┌─ Data for processing

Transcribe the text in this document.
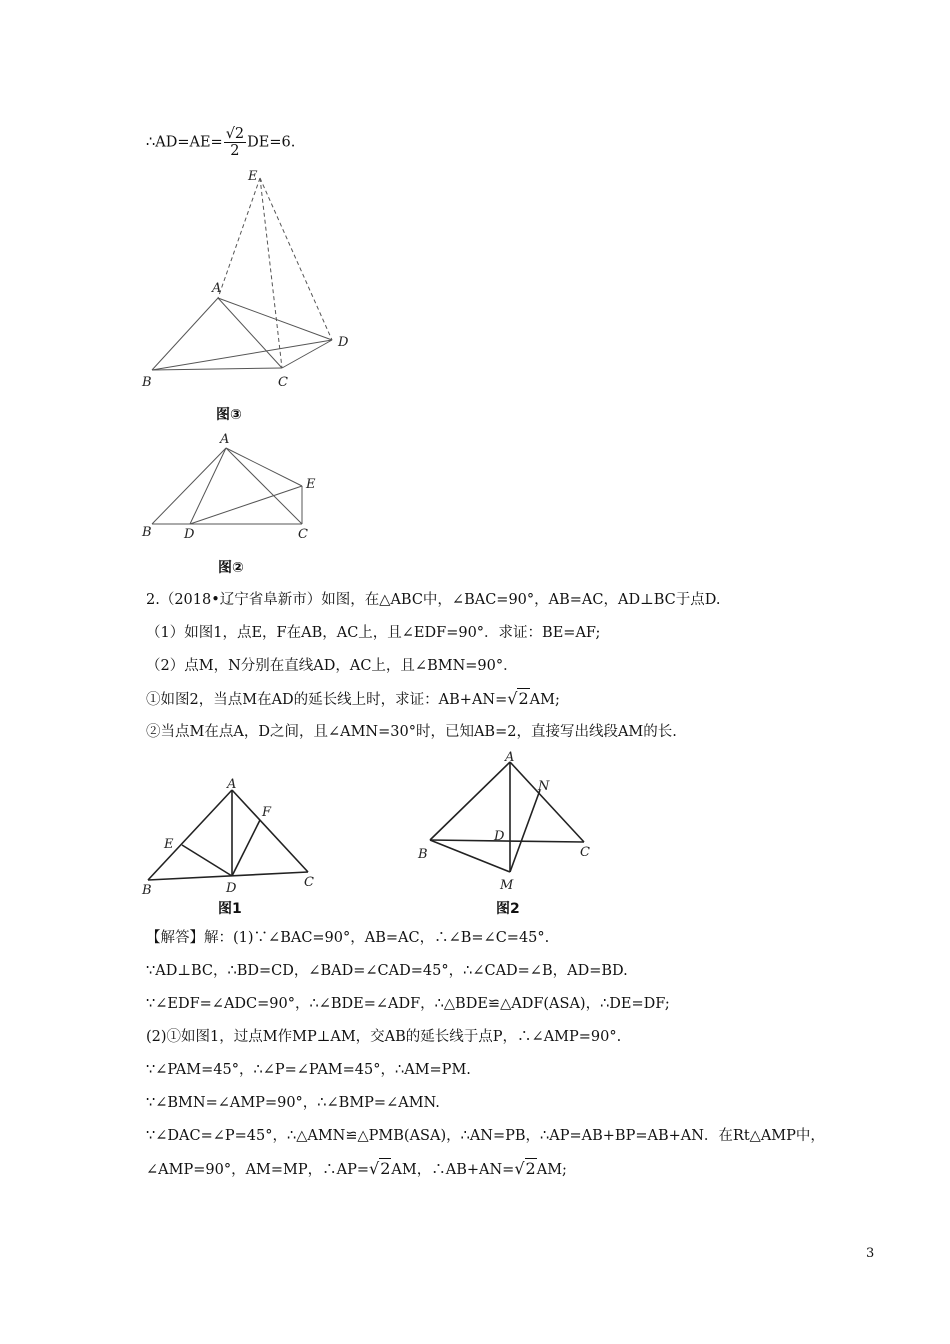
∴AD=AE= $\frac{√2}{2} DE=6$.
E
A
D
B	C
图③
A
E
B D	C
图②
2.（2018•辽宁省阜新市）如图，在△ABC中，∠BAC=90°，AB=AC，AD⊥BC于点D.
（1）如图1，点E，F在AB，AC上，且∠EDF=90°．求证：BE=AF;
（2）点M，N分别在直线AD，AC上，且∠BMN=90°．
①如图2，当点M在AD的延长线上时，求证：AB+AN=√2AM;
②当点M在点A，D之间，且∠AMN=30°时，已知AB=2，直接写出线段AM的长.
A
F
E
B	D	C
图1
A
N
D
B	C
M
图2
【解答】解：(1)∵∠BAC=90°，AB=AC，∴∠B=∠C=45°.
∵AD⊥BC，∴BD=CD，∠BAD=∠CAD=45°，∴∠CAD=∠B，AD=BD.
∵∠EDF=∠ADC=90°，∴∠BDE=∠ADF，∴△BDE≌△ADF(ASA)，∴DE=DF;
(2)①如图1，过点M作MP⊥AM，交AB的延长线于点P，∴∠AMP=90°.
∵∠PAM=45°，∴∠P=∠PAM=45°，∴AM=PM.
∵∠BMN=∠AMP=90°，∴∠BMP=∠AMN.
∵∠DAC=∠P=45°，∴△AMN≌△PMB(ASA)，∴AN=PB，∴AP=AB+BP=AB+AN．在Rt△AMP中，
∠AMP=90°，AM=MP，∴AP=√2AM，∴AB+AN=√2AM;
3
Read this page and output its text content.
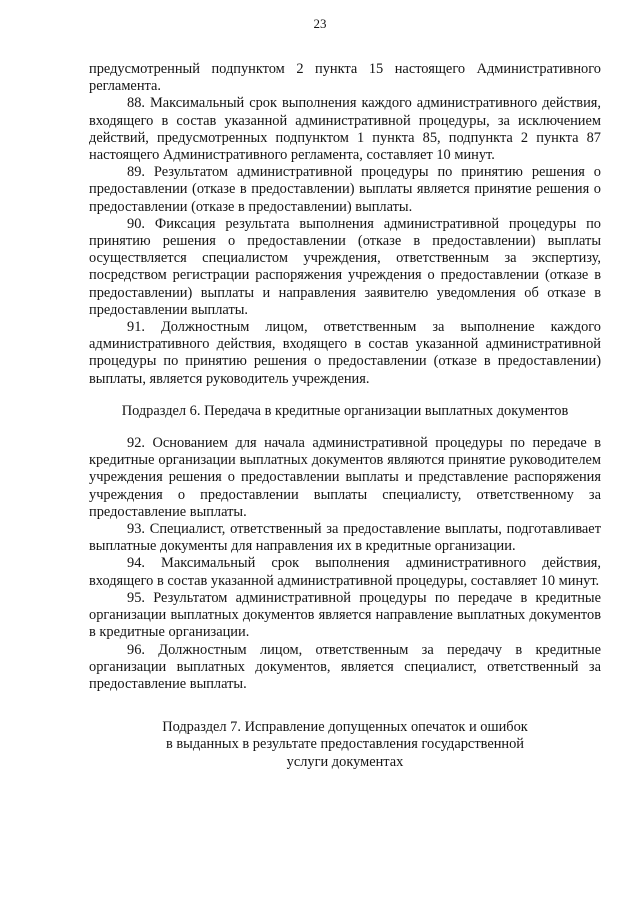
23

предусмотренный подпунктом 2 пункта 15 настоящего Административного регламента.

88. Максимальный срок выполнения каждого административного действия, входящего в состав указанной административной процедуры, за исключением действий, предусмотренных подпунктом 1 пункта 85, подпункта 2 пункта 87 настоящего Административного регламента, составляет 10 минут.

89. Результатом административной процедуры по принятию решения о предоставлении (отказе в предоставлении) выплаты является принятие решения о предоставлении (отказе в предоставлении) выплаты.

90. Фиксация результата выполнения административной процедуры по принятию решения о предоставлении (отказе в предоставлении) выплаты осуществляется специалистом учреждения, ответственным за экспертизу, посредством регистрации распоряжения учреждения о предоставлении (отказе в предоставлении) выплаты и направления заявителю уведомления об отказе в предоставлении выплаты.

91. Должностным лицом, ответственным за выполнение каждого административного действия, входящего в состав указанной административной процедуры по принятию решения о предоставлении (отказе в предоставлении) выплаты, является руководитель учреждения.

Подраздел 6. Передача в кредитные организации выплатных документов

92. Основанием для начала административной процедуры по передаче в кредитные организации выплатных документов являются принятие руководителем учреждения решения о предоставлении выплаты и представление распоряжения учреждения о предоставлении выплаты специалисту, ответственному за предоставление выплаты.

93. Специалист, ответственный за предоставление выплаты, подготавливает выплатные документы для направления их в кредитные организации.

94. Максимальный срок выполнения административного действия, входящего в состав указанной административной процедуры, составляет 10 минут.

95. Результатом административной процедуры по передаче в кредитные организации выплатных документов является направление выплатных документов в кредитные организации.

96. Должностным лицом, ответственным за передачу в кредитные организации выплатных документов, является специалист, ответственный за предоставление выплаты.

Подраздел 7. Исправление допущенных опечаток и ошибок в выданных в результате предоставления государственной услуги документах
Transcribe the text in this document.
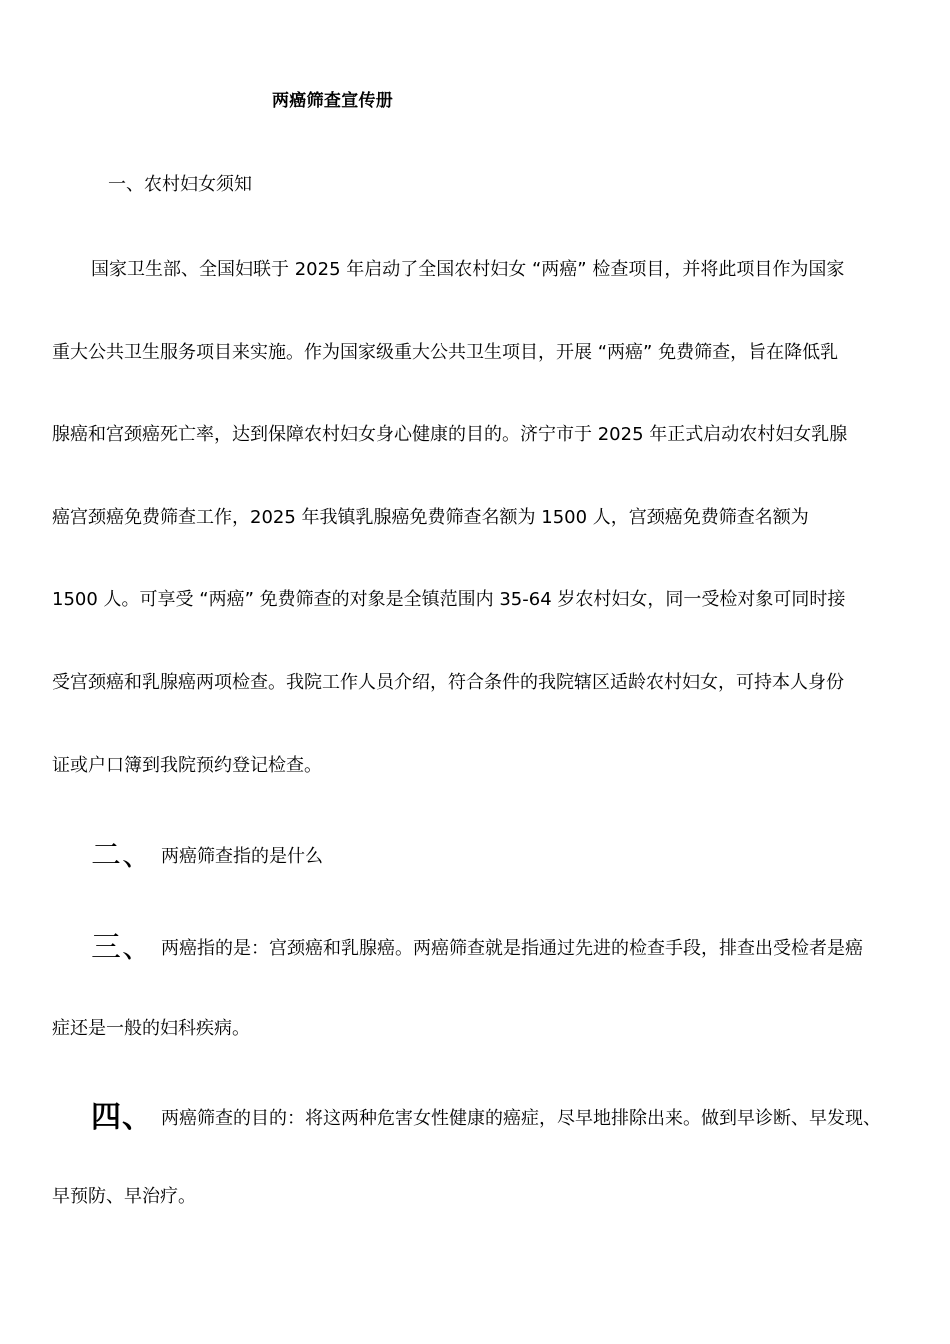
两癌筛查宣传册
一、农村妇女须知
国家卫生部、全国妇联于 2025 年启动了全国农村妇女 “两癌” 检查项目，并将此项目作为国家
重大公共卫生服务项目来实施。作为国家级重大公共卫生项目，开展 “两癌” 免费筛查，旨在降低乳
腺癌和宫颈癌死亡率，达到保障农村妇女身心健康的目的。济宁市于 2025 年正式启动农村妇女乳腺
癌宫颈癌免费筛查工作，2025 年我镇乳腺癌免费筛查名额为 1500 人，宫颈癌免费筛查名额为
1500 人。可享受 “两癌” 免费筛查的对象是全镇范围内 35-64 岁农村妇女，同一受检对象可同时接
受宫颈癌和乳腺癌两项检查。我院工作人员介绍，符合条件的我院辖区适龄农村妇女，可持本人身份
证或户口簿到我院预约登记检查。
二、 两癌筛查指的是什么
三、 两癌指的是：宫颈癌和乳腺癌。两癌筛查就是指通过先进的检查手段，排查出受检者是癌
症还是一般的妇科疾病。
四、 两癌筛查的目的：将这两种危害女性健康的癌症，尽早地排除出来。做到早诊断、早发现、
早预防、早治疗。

└─
┌─ Data for processing

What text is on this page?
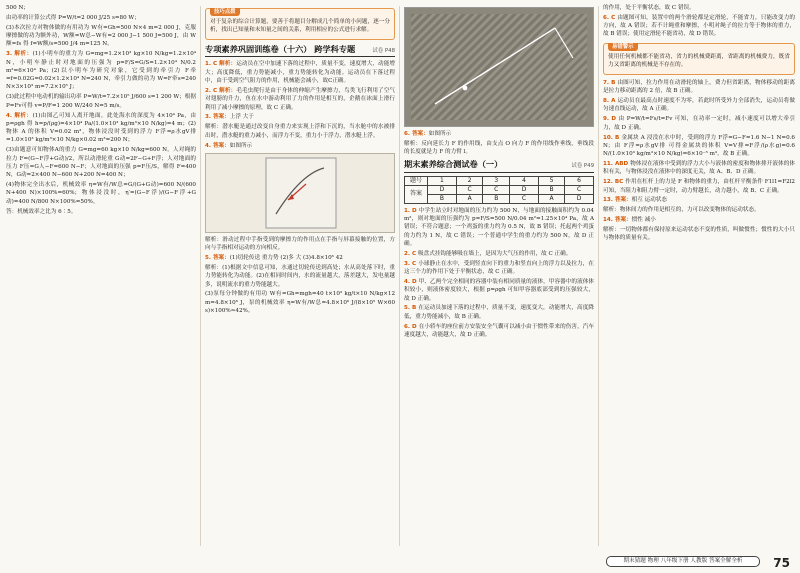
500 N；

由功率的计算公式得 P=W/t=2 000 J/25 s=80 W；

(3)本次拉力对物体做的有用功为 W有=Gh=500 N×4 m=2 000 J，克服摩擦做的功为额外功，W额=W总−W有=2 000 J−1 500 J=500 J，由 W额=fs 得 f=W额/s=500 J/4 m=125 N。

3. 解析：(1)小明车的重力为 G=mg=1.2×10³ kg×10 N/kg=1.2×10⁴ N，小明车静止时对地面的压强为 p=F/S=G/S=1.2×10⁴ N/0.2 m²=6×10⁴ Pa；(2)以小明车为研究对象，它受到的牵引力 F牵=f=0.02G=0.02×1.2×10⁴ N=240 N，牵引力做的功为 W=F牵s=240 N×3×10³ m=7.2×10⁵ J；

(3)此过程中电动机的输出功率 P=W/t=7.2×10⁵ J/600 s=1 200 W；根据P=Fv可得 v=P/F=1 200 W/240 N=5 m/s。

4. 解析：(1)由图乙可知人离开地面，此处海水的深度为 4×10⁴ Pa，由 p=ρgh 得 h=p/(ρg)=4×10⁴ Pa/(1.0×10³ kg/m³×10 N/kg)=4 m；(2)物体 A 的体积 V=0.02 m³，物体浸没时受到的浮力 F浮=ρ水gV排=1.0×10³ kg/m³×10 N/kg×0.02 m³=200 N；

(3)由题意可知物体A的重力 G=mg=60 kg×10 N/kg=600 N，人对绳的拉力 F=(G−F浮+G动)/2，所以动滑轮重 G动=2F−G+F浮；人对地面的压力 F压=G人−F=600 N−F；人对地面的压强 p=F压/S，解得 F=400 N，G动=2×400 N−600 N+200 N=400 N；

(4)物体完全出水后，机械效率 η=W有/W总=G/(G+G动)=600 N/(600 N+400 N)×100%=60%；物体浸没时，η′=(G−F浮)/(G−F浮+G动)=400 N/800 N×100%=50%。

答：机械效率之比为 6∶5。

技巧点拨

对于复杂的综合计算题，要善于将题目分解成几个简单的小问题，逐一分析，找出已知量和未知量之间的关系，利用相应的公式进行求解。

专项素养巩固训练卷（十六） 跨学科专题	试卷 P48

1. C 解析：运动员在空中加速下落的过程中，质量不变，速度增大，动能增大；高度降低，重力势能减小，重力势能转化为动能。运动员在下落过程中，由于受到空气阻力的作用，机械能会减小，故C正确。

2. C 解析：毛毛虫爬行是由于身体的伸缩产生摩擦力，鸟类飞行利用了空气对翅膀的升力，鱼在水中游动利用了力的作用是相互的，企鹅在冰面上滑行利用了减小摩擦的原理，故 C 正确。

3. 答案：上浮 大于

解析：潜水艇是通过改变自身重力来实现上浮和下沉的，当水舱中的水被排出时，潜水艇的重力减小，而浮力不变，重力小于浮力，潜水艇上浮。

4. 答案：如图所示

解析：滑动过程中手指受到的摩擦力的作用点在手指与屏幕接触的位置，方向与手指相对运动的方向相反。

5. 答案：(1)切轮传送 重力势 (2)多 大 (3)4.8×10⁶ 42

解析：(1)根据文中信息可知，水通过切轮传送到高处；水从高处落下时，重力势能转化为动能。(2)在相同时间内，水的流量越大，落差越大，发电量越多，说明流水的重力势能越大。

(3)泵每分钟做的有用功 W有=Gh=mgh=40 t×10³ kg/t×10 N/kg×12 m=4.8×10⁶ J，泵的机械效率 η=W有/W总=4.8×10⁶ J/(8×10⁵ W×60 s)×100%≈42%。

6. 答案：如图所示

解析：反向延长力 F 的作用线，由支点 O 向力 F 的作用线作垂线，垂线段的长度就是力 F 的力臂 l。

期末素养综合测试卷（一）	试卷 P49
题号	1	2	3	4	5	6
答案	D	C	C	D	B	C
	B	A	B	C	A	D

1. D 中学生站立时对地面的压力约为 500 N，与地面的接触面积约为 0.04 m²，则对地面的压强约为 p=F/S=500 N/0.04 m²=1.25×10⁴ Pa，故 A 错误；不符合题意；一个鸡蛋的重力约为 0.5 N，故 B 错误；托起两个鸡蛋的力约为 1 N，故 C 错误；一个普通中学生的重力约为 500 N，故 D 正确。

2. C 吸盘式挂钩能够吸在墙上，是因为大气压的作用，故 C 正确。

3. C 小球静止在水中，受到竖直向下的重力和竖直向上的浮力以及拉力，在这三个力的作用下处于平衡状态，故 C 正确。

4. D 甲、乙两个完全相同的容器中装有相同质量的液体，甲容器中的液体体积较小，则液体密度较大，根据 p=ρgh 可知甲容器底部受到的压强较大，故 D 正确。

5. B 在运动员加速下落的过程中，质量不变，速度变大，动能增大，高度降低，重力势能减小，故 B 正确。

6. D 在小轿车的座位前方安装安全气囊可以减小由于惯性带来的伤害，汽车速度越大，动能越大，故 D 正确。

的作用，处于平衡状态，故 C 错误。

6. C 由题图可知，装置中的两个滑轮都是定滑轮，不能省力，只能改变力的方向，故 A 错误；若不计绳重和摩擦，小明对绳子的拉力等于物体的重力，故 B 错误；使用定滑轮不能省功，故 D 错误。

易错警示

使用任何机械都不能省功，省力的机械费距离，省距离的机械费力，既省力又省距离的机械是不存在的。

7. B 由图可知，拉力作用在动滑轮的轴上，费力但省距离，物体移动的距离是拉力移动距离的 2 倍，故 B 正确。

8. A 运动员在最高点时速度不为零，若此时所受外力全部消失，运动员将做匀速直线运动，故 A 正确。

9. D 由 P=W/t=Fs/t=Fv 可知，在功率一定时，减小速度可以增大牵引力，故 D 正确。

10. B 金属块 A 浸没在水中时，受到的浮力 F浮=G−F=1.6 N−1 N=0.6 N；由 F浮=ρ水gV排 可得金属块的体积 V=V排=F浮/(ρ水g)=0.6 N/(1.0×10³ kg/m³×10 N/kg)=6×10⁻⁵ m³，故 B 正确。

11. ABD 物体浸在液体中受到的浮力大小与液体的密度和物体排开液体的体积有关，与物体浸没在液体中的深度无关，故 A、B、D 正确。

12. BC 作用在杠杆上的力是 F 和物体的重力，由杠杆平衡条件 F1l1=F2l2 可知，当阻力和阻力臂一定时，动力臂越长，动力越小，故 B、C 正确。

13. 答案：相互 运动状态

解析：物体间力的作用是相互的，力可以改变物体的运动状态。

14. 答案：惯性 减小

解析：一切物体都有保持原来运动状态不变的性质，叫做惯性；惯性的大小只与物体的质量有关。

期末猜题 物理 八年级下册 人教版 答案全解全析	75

└─

Set exercise: From the listing above, return each line with the word "передаче".

Full answer:
92. Основанием для начала административной процедуры по передаче в кредитные организации выплатных документов являются принятие руководителем учреждения решения о предоставлении выплаты и представление распоряжения учреждения о предоставлении выплаты специалисту, ответственному за предоставление выплаты.
95. Результатом административной процедуры по передаче в кредитные организации выплатных документов является направление выплатных документов в кредитные организации.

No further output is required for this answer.